### Instructions to follow:
Reproduce the material below line for line, with no changes.

### Supplied records:
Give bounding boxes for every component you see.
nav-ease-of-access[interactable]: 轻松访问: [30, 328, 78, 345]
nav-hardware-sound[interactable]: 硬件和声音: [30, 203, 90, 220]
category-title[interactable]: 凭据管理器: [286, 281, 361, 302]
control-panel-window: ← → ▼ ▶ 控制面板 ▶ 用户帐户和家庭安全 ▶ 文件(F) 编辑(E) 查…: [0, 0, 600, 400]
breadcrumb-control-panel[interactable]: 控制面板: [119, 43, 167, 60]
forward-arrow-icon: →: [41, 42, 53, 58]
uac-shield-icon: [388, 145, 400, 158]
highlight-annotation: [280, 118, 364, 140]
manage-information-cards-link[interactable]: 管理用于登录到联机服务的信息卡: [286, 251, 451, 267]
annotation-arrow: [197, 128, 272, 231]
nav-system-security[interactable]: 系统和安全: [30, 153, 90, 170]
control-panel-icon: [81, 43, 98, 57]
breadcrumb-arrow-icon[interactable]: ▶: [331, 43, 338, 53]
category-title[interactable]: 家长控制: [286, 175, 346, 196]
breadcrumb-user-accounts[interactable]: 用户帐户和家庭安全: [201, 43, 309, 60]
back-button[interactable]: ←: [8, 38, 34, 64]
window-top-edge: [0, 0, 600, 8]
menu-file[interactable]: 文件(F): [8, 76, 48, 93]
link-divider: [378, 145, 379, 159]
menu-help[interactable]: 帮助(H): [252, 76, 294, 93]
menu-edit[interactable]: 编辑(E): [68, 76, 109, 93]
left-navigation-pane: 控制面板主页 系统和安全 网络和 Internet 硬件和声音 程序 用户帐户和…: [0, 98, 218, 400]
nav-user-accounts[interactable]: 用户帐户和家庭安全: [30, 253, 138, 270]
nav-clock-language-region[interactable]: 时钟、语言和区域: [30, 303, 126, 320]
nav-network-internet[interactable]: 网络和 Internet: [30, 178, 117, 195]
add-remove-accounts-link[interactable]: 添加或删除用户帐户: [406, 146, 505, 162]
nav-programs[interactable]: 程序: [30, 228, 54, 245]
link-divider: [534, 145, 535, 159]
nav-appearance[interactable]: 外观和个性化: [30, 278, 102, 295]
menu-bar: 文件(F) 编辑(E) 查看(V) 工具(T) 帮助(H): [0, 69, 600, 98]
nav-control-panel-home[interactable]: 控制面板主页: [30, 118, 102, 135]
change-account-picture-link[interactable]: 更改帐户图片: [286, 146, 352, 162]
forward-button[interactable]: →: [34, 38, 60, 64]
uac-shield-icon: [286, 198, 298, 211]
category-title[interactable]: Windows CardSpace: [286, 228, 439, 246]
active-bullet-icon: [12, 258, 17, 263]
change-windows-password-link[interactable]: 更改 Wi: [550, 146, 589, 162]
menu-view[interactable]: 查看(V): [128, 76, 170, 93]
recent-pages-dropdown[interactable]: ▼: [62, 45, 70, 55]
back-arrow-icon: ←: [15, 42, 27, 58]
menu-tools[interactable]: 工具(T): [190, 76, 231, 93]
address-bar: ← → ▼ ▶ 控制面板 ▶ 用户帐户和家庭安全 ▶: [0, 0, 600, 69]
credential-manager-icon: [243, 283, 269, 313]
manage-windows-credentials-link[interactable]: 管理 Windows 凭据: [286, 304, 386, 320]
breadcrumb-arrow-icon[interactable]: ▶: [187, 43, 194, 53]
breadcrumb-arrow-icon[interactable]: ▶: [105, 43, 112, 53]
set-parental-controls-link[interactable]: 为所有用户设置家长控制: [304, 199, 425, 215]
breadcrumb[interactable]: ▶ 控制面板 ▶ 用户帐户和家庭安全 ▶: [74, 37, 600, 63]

### Right answer:
Give bounding boxes for every component you see.
nav-ease-of-access[interactable]: 轻松访问: [30, 328, 78, 345]
nav-hardware-sound[interactable]: 硬件和声音: [30, 203, 90, 220]
category-title[interactable]: 凭据管理器: [286, 281, 361, 302]
control-panel-window: ← → ▼ ▶ 控制面板 ▶ 用户帐户和家庭安全 ▶ 文件(F) 编辑(E) 查…: [0, 0, 600, 400]
breadcrumb-control-panel[interactable]: 控制面板: [119, 43, 167, 60]
forward-arrow-icon: →: [41, 42, 53, 58]
uac-shield-icon: [388, 145, 400, 158]
highlight-annotation: [280, 118, 364, 140]
manage-information-cards-link[interactable]: 管理用于登录到联机服务的信息卡: [286, 251, 451, 267]
annotation-arrow: [197, 128, 272, 231]
nav-system-security[interactable]: 系统和安全: [30, 153, 90, 170]
control-panel-icon: [81, 43, 98, 57]
breadcrumb-arrow-icon[interactable]: ▶: [331, 43, 338, 53]
category-title[interactable]: 家长控制: [286, 175, 346, 196]
breadcrumb-user-accounts[interactable]: 用户帐户和家庭安全: [201, 43, 309, 60]
back-button[interactable]: ←: [8, 38, 34, 64]
window-top-edge: [0, 0, 600, 8]
menu-file[interactable]: 文件(F): [8, 76, 48, 93]
link-divider: [378, 145, 379, 159]
menu-help[interactable]: 帮助(H): [252, 76, 294, 93]
menu-edit[interactable]: 编辑(E): [68, 76, 109, 93]
left-navigation-pane: 控制面板主页 系统和安全 网络和 Internet 硬件和声音 程序 用户帐户和…: [0, 98, 218, 400]
nav-user-accounts[interactable]: 用户帐户和家庭安全: [30, 253, 138, 270]
nav-clock-language-region[interactable]: 时钟、语言和区域: [30, 303, 126, 320]
nav-network-internet[interactable]: 网络和 Internet: [30, 178, 117, 195]
add-remove-accounts-link[interactable]: 添加或删除用户帐户: [406, 146, 505, 162]
nav-programs[interactable]: 程序: [30, 228, 54, 245]
link-divider: [534, 145, 535, 159]
nav-appearance[interactable]: 外观和个性化: [30, 278, 102, 295]
menu-bar: 文件(F) 编辑(E) 查看(V) 工具(T) 帮助(H): [0, 69, 600, 98]
nav-control-panel-home[interactable]: 控制面板主页: [30, 118, 102, 135]
change-account-picture-link[interactable]: 更改帐户图片: [286, 146, 352, 162]
forward-button[interactable]: →: [34, 38, 60, 64]
uac-shield-icon: [286, 198, 298, 211]
category-title[interactable]: Windows CardSpace: [286, 228, 439, 246]
active-bullet-icon: [12, 258, 17, 263]
change-windows-password-link[interactable]: 更改 Wi: [550, 146, 589, 162]
menu-view[interactable]: 查看(V): [128, 76, 170, 93]
recent-pages-dropdown[interactable]: ▼: [62, 45, 70, 55]
back-arrow-icon: ←: [15, 42, 27, 58]
menu-tools[interactable]: 工具(T): [190, 76, 231, 93]
address-bar: ← → ▼ ▶ 控制面板 ▶ 用户帐户和家庭安全 ▶: [0, 0, 600, 69]
credential-manager-icon: [243, 283, 269, 313]
manage-windows-credentials-link[interactable]: 管理 Windows 凭据: [286, 304, 386, 320]
breadcrumb-arrow-icon[interactable]: ▶: [187, 43, 194, 53]
breadcrumb-arrow-icon[interactable]: ▶: [105, 43, 112, 53]
set-parental-controls-link[interactable]: 为所有用户设置家长控制: [304, 199, 425, 215]
breadcrumb[interactable]: ▶ 控制面板 ▶ 用户帐户和家庭安全 ▶: [74, 37, 600, 63]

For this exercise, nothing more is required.